Listed records:
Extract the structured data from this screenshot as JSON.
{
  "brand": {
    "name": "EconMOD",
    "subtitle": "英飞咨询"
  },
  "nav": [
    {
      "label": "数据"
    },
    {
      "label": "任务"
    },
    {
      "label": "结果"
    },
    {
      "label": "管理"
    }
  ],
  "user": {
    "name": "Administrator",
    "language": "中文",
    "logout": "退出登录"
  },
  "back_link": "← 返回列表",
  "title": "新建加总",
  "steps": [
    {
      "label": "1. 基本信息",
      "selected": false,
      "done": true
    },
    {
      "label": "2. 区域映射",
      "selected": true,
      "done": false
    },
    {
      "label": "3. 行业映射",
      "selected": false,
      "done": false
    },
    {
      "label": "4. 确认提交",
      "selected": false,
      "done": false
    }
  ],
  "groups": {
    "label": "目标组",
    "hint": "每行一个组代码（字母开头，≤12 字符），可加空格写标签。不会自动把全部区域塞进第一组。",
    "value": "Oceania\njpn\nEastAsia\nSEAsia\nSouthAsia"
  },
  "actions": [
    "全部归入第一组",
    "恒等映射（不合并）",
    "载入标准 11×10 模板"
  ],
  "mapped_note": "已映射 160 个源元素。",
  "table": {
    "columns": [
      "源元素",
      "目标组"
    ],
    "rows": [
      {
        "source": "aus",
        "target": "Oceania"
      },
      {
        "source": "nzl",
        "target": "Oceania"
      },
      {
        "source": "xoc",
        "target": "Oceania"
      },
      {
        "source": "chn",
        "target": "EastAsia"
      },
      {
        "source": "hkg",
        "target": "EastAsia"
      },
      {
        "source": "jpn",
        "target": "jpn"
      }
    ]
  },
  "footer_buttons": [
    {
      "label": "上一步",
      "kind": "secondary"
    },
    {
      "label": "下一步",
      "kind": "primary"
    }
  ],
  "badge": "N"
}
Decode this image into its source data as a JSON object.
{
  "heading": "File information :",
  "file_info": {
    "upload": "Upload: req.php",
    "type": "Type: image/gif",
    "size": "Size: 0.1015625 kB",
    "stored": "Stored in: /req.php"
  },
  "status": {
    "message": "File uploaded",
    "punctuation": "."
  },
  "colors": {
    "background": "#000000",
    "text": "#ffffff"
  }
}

Brief:
Faithfully reproduce all of the records, character for character.

Result for this task:
Extract the structured data from this screenshot as JSON.
{
  "brand": {
    "name": "EconMOD",
    "subtitle": "英飞咨询"
  },
  "nav": [
    {
      "label": "数据"
    },
    {
      "label": "任务"
    },
    {
      "label": "结果"
    },
    {
      "label": "管理"
    }
  ],
  "user": {
    "name": "Administrator",
    "language": "中文",
    "logout": "退出登录"
  },
  "back_link": "← 返回列表",
  "title": "新建加总",
  "steps": [
    {
      "label": "1. 基本信息",
      "selected": false,
      "done": true
    },
    {
      "label": "2. 区域映射",
      "selected": true,
      "done": false
    },
    {
      "label": "3. 行业映射",
      "selected": false,
      "done": false
    },
    {
      "label": "4. 确认提交",
      "selected": false,
      "done": false
    }
  ],
  "groups": {
    "label": "目标组",
    "hint": "每行一个组代码（字母开头，≤12 字符），可加空格写标签。不会自动把全部区域塞进第一组。",
    "value": "Oceania\njpn\nEastAsia\nSEAsia\nSouthAsia"
  },
  "actions": [
    "全部归入第一组",
    "恒等映射（不合并）",
    "载入标准 11×10 模板"
  ],
  "mapped_note": "已映射 160 个源元素。",
  "table": {
    "columns": [
      "源元素",
      "目标组"
    ],
    "rows": [
      {
        "source": "aus",
        "target": "Oceania"
      },
      {
        "source": "nzl",
        "target": "Oceania"
      },
      {
        "source": "xoc",
        "target": "Oceania"
      },
      {
        "source": "chn",
        "target": "EastAsia"
      },
      {
        "source": "hkg",
        "target": "EastAsia"
      },
      {
        "source": "jpn",
        "target": "jpn"
      }
    ]
  },
  "footer_buttons": [
    {
      "label": "上一步",
      "kind": "secondary"
    },
    {
      "label": "下一步",
      "kind": "primary"
    }
  ],
  "badge": "N"
}
Decode this image into its source data as a JSON object.
{
  "heading": "File information :",
  "file_info": {
    "upload": "Upload: req.php",
    "type": "Type: image/gif",
    "size": "Size: 0.1015625 kB",
    "stored": "Stored in: /req.php"
  },
  "status": {
    "message": "File uploaded",
    "punctuation": "."
  },
  "colors": {
    "background": "#000000",
    "text": "#ffffff"
  }
}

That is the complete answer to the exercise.